◆ **WORK TO DO**
Would you transcribe all of the data exactly, down to the last character?

◆ **Data entries**
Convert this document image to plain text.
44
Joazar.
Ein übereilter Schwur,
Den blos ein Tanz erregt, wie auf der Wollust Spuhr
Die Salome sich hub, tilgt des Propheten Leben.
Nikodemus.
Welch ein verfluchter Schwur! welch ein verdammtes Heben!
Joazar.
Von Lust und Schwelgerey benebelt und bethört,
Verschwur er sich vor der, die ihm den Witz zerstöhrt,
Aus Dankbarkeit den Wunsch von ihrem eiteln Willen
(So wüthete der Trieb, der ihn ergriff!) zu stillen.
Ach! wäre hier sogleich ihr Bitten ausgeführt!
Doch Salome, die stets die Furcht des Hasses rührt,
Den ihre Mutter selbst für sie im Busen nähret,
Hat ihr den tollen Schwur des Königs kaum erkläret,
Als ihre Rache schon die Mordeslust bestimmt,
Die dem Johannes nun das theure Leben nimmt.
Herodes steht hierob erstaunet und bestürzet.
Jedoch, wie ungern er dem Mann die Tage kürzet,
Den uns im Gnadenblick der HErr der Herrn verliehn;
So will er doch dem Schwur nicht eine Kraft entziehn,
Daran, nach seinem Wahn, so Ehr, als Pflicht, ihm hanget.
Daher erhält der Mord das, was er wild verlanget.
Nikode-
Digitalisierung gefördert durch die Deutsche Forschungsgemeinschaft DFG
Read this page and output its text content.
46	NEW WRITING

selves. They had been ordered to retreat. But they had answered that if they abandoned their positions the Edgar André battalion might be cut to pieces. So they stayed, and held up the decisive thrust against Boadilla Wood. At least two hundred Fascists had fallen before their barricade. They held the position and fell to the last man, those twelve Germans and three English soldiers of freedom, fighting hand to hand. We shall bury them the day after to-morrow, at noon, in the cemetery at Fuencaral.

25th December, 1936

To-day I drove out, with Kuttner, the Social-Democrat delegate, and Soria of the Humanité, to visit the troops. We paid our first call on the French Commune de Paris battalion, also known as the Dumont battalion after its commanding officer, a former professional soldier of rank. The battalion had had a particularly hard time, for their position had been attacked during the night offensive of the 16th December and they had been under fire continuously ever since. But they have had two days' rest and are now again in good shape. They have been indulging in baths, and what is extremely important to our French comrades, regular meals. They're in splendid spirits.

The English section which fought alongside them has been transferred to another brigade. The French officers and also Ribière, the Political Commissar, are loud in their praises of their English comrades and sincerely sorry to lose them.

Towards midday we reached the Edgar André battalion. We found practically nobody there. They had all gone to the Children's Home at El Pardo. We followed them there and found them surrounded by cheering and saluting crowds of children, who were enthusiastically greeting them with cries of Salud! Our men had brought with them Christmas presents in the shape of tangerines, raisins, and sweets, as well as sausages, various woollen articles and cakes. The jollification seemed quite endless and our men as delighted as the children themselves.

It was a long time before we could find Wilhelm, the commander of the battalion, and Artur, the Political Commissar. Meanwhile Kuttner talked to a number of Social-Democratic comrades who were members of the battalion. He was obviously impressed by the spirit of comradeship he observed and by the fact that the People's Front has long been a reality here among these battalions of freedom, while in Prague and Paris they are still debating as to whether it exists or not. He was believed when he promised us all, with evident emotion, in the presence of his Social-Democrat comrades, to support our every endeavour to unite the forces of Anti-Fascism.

◆ **ANSWER TO THIS TASK**
Convert this document image to plain text.
44
Joazar.
Ein übereilter Schwur,
Den blos ein Tanz erregt, wie auf der Wollust Spuhr
Die Salome sich hub, tilgt des Propheten Leben.
Nikodemus.
Welch ein verfluchter Schwur! welch ein verdammtes Heben!
Joazar.
Von Lust und Schwelgerey benebelt und bethört,
Verschwur er sich vor der, die ihm den Witz zerstöhrt,
Aus Dankbarkeit den Wunsch von ihrem eiteln Willen
(So wüthete der Trieb, der ihn ergriff!) zu stillen.
Ach! wäre hier sogleich ihr Bitten ausgeführt!
Doch Salome, die stets die Furcht des Hasses rührt,
Den ihre Mutter selbst für sie im Busen nähret,
Hat ihr den tollen Schwur des Königs kaum erkläret,
Als ihre Rache schon die Mordeslust bestimmt,
Die dem Johannes nun das theure Leben nimmt.
Herodes steht hierob erstaunet und bestürzet.
Jedoch, wie ungern er dem Mann die Tage kürzet,
Den uns im Gnadenblick der HErr der Herrn verliehn;
So will er doch dem Schwur nicht eine Kraft entziehn,
Daran, nach seinem Wahn, so Ehr, als Pflicht, ihm hanget.
Daher erhält der Mord das, was er wild verlanget.
Nikode-
Digitalisierung gefördert durch die Deutsche Forschungsgemeinschaft DFG
Read this page and output its text content.
46	NEW WRITING

selves. They had been ordered to retreat. But they had answered that if they abandoned their positions the Edgar André battalion might be cut to pieces. So they stayed, and held up the decisive thrust against Boadilla Wood. At least two hundred Fascists had fallen before their barricade. They held the position and fell to the last man, those twelve Germans and three English soldiers of freedom, fighting hand to hand. We shall bury them the day after to-morrow, at noon, in the cemetery at Fuencaral.

25th December, 1936

To-day I drove out, with Kuttner, the Social-Democrat delegate, and Soria of the Humanité, to visit the troops. We paid our first call on the French Commune de Paris battalion, also known as the Dumont battalion after its commanding officer, a former professional soldier of rank. The battalion had had a particularly hard time, for their position had been attacked during the night offensive of the 16th December and they had been under fire continuously ever since. But they have had two days' rest and are now again in good shape. They have been indulging in baths, and what is extremely important to our French comrades, regular meals. They're in splendid spirits.

The English section which fought alongside them has been transferred to another brigade. The French officers and also Ribière, the Political Commissar, are loud in their praises of their English comrades and sincerely sorry to lose them.

Towards midday we reached the Edgar André battalion. We found practically nobody there. They had all gone to the Children's Home at El Pardo. We followed them there and found them surrounded by cheering and saluting crowds of children, who were enthusiastically greeting them with cries of Salud! Our men had brought with them Christmas presents in the shape of tangerines, raisins, and sweets, as well as sausages, various woollen articles and cakes. The jollification seemed quite endless and our men as delighted as the children themselves.

It was a long time before we could find Wilhelm, the commander of the battalion, and Artur, the Political Commissar. Meanwhile Kuttner talked to a number of Social-Democratic comrades who were members of the battalion. He was obviously impressed by the spirit of comradeship he observed and by the fact that the People's Front has long been a reality here among these battalions of freedom, while in Prague and Paris they are still debating as to whether it exists or not. He was believed when he promised us all, with evident emotion, in the presence of his Social-Democrat comrades, to support our every endeavour to unite the forces of Anti-Fascism.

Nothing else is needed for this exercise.